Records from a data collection
■ ■ ■

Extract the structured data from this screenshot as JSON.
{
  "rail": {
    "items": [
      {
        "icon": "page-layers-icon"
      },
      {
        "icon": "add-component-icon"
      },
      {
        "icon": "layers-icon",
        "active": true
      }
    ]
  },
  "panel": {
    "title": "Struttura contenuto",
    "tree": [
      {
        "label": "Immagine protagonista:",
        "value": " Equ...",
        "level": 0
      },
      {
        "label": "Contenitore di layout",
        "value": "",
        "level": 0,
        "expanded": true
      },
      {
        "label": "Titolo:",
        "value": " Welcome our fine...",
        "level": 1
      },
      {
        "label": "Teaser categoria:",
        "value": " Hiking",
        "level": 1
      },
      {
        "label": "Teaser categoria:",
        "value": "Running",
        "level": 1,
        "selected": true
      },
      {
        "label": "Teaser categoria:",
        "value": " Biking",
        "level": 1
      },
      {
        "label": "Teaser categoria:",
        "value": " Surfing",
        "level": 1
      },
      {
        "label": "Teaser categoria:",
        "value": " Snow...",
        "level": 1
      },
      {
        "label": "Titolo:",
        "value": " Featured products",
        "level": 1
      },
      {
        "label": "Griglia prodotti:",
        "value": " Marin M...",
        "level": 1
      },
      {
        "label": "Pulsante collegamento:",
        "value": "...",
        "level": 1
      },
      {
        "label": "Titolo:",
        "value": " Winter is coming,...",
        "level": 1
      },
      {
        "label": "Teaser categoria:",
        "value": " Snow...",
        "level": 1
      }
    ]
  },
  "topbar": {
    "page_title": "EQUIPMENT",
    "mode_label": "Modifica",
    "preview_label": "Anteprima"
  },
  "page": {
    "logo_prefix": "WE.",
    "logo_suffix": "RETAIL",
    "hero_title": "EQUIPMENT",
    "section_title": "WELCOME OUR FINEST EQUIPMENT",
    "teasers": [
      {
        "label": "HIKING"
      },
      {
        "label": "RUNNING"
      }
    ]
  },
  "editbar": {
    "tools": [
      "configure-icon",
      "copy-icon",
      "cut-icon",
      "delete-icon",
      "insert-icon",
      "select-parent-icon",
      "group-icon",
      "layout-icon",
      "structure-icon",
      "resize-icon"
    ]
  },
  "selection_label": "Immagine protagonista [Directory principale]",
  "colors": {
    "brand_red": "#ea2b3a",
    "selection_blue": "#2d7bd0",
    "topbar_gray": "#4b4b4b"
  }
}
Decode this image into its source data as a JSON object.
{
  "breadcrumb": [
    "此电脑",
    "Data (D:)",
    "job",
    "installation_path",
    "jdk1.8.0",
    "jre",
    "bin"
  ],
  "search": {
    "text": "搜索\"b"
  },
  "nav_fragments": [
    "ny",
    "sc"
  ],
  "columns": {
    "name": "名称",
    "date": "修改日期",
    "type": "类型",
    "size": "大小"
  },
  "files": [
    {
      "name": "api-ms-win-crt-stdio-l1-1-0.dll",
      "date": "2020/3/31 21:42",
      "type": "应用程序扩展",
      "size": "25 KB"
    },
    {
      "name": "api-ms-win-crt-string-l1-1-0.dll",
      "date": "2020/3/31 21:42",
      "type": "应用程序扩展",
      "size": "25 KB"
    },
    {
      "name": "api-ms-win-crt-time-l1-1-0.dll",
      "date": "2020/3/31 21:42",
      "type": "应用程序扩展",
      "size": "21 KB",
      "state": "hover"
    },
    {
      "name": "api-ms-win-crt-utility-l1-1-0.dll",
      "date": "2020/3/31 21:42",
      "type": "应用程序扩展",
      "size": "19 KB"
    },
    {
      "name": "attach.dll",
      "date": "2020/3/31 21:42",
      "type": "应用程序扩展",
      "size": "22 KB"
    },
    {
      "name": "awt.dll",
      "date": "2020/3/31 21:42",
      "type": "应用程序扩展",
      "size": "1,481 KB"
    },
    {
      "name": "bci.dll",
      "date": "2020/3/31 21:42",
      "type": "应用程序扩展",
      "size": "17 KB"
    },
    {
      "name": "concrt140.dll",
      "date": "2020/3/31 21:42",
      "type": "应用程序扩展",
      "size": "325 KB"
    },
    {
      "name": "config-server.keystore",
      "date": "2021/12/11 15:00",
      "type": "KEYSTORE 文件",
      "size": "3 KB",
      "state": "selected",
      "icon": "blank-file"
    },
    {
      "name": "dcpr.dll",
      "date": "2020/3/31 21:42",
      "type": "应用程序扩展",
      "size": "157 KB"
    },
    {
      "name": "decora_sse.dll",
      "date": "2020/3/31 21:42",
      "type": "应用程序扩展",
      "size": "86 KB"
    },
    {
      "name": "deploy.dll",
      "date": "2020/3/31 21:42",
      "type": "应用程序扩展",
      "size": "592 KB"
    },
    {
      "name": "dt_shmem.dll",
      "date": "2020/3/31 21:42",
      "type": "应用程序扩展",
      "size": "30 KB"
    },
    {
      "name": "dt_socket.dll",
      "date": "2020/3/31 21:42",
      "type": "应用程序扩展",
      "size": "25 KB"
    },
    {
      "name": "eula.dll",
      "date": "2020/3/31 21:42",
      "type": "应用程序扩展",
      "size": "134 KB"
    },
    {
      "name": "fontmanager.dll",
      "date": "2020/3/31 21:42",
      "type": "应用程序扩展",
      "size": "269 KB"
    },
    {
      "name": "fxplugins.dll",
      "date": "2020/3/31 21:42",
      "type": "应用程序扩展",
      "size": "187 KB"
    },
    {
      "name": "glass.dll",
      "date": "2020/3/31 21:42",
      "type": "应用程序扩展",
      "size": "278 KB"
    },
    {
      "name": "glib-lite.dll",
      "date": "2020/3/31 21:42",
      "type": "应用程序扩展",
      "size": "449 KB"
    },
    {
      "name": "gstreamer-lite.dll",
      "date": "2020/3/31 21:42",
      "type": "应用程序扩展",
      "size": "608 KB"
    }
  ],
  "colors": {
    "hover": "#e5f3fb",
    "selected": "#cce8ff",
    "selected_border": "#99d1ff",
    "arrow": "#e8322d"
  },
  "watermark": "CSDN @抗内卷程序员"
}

■ ■ ■

DESCRIPTION OF THE TASK: Extract the full listing above without altering anything.

TASK OUTPUT:
Extract the structured data from this screenshot as JSON.
{
  "rail": {
    "items": [
      {
        "icon": "page-layers-icon"
      },
      {
        "icon": "add-component-icon"
      },
      {
        "icon": "layers-icon",
        "active": true
      }
    ]
  },
  "panel": {
    "title": "Struttura contenuto",
    "tree": [
      {
        "label": "Immagine protagonista:",
        "value": " Equ...",
        "level": 0
      },
      {
        "label": "Contenitore di layout",
        "value": "",
        "level": 0,
        "expanded": true
      },
      {
        "label": "Titolo:",
        "value": " Welcome our fine...",
        "level": 1
      },
      {
        "label": "Teaser categoria:",
        "value": " Hiking",
        "level": 1
      },
      {
        "label": "Teaser categoria:",
        "value": "Running",
        "level": 1,
        "selected": true
      },
      {
        "label": "Teaser categoria:",
        "value": " Biking",
        "level": 1
      },
      {
        "label": "Teaser categoria:",
        "value": " Surfing",
        "level": 1
      },
      {
        "label": "Teaser categoria:",
        "value": " Snow...",
        "level": 1
      },
      {
        "label": "Titolo:",
        "value": " Featured products",
        "level": 1
      },
      {
        "label": "Griglia prodotti:",
        "value": " Marin M...",
        "level": 1
      },
      {
        "label": "Pulsante collegamento:",
        "value": "...",
        "level": 1
      },
      {
        "label": "Titolo:",
        "value": " Winter is coming,...",
        "level": 1
      },
      {
        "label": "Teaser categoria:",
        "value": " Snow...",
        "level": 1
      }
    ]
  },
  "topbar": {
    "page_title": "EQUIPMENT",
    "mode_label": "Modifica",
    "preview_label": "Anteprima"
  },
  "page": {
    "logo_prefix": "WE.",
    "logo_suffix": "RETAIL",
    "hero_title": "EQUIPMENT",
    "section_title": "WELCOME OUR FINEST EQUIPMENT",
    "teasers": [
      {
        "label": "HIKING"
      },
      {
        "label": "RUNNING"
      }
    ]
  },
  "editbar": {
    "tools": [
      "configure-icon",
      "copy-icon",
      "cut-icon",
      "delete-icon",
      "insert-icon",
      "select-parent-icon",
      "group-icon",
      "layout-icon",
      "structure-icon",
      "resize-icon"
    ]
  },
  "selection_label": "Immagine protagonista [Directory principale]",
  "colors": {
    "brand_red": "#ea2b3a",
    "selection_blue": "#2d7bd0",
    "topbar_gray": "#4b4b4b"
  }
}
Decode this image into its source data as a JSON object.
{
  "breadcrumb": [
    "此电脑",
    "Data (D:)",
    "job",
    "installation_path",
    "jdk1.8.0",
    "jre",
    "bin"
  ],
  "search": {
    "text": "搜索\"b"
  },
  "nav_fragments": [
    "ny",
    "sc"
  ],
  "columns": {
    "name": "名称",
    "date": "修改日期",
    "type": "类型",
    "size": "大小"
  },
  "files": [
    {
      "name": "api-ms-win-crt-stdio-l1-1-0.dll",
      "date": "2020/3/31 21:42",
      "type": "应用程序扩展",
      "size": "25 KB"
    },
    {
      "name": "api-ms-win-crt-string-l1-1-0.dll",
      "date": "2020/3/31 21:42",
      "type": "应用程序扩展",
      "size": "25 KB"
    },
    {
      "name": "api-ms-win-crt-time-l1-1-0.dll",
      "date": "2020/3/31 21:42",
      "type": "应用程序扩展",
      "size": "21 KB",
      "state": "hover"
    },
    {
      "name": "api-ms-win-crt-utility-l1-1-0.dll",
      "date": "2020/3/31 21:42",
      "type": "应用程序扩展",
      "size": "19 KB"
    },
    {
      "name": "attach.dll",
      "date": "2020/3/31 21:42",
      "type": "应用程序扩展",
      "size": "22 KB"
    },
    {
      "name": "awt.dll",
      "date": "2020/3/31 21:42",
      "type": "应用程序扩展",
      "size": "1,481 KB"
    },
    {
      "name": "bci.dll",
      "date": "2020/3/31 21:42",
      "type": "应用程序扩展",
      "size": "17 KB"
    },
    {
      "name": "concrt140.dll",
      "date": "2020/3/31 21:42",
      "type": "应用程序扩展",
      "size": "325 KB"
    },
    {
      "name": "config-server.keystore",
      "date": "2021/12/11 15:00",
      "type": "KEYSTORE 文件",
      "size": "3 KB",
      "state": "selected",
      "icon": "blank-file"
    },
    {
      "name": "dcpr.dll",
      "date": "2020/3/31 21:42",
      "type": "应用程序扩展",
      "size": "157 KB"
    },
    {
      "name": "decora_sse.dll",
      "date": "2020/3/31 21:42",
      "type": "应用程序扩展",
      "size": "86 KB"
    },
    {
      "name": "deploy.dll",
      "date": "2020/3/31 21:42",
      "type": "应用程序扩展",
      "size": "592 KB"
    },
    {
      "name": "dt_shmem.dll",
      "date": "2020/3/31 21:42",
      "type": "应用程序扩展",
      "size": "30 KB"
    },
    {
      "name": "dt_socket.dll",
      "date": "2020/3/31 21:42",
      "type": "应用程序扩展",
      "size": "25 KB"
    },
    {
      "name": "eula.dll",
      "date": "2020/3/31 21:42",
      "type": "应用程序扩展",
      "size": "134 KB"
    },
    {
      "name": "fontmanager.dll",
      "date": "2020/3/31 21:42",
      "type": "应用程序扩展",
      "size": "269 KB"
    },
    {
      "name": "fxplugins.dll",
      "date": "2020/3/31 21:42",
      "type": "应用程序扩展",
      "size": "187 KB"
    },
    {
      "name": "glass.dll",
      "date": "2020/3/31 21:42",
      "type": "应用程序扩展",
      "size": "278 KB"
    },
    {
      "name": "glib-lite.dll",
      "date": "2020/3/31 21:42",
      "type": "应用程序扩展",
      "size": "449 KB"
    },
    {
      "name": "gstreamer-lite.dll",
      "date": "2020/3/31 21:42",
      "type": "应用程序扩展",
      "size": "608 KB"
    }
  ],
  "colors": {
    "hover": "#e5f3fb",
    "selected": "#cce8ff",
    "selected_border": "#99d1ff",
    "arrow": "#e8322d"
  },
  "watermark": "CSDN @抗内卷程序员"
}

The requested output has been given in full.